> [GIVEN ENTRIES]
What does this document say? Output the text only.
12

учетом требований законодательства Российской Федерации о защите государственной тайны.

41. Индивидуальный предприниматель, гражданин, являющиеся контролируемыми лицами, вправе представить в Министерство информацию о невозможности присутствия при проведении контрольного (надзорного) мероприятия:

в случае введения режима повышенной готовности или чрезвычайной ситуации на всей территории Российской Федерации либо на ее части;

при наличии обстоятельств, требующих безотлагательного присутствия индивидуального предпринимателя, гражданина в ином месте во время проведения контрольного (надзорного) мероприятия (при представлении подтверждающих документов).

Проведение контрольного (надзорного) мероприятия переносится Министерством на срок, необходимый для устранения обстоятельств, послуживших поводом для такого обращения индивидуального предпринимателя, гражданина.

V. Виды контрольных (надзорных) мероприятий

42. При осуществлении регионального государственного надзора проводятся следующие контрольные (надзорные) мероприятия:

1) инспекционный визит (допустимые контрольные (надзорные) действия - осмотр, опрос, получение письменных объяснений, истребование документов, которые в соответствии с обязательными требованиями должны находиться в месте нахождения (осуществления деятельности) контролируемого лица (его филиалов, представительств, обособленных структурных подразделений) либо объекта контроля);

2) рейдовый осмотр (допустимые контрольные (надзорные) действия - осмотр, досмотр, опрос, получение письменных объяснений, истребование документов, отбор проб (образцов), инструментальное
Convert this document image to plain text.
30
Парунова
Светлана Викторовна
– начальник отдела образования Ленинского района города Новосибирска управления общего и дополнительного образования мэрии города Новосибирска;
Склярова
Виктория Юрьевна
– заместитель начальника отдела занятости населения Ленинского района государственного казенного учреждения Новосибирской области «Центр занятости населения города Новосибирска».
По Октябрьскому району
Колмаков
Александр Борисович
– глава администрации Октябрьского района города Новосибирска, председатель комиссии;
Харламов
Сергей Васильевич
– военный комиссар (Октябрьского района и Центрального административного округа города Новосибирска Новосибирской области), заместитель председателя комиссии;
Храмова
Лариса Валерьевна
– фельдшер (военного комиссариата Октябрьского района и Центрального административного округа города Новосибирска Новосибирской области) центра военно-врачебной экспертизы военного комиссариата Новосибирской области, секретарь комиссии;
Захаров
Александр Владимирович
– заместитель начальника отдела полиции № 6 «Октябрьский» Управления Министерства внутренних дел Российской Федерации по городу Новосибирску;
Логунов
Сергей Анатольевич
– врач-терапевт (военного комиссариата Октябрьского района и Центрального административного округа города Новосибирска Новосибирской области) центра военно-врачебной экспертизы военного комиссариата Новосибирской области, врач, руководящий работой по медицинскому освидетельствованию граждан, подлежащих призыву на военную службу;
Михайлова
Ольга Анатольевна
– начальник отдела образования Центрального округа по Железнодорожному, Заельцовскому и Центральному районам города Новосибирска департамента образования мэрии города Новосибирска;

> [TASK TO CARRY OUT] Copy out every line in the entries above that holds "присутствия".

> [TASK ANSWER]
41. Индивидуальный предприниматель, гражданин, являющиеся контролируемыми лицами, вправе представить в Министерство информацию о невозможности присутствия при проведении контрольного (надзорного) мероприятия:
при наличии обстоятельств, требующих безотлагательного присутствия индивидуального предпринимателя, гражданина в ином месте во время проведения контрольного (надзорного) мероприятия (при представлении подтверждающих документов).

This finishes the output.